[Start Extracted records]

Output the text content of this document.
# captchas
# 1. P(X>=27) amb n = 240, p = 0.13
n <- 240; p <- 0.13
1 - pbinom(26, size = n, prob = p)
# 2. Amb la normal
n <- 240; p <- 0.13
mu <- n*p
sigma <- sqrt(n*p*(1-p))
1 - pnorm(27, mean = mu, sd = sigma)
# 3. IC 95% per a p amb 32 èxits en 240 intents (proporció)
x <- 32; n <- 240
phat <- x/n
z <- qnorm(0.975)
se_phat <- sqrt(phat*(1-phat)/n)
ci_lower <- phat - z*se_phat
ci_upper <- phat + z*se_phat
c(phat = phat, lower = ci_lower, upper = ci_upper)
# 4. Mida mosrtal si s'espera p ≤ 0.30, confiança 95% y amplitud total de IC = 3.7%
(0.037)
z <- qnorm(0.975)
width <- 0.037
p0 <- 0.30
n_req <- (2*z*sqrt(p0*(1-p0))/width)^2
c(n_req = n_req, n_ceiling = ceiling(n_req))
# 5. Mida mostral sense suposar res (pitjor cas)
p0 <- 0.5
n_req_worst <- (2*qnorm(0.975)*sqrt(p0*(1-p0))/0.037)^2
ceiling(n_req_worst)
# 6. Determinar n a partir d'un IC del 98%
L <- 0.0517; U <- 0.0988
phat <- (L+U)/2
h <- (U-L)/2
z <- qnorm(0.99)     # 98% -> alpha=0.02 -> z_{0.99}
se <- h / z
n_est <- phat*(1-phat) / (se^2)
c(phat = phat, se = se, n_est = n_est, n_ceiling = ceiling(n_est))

[End Extracted records]

## Exercise description
Locate each line containing the string "phat" and show it.

## Output of the exercise
phat <- x/n
se_phat <- sqrt(phat*(1-phat)/n)
ci_lower <- phat - z*se_phat
ci_upper <- phat + z*se_phat
c(phat = phat, lower = ci_lower, upper = ci_upper)
phat <- (L+U)/2
n_est <- phat*(1-phat) / (se^2)
c(phat = phat, se = se, n_est = n_est, n_ceiling = ceiling(n_est))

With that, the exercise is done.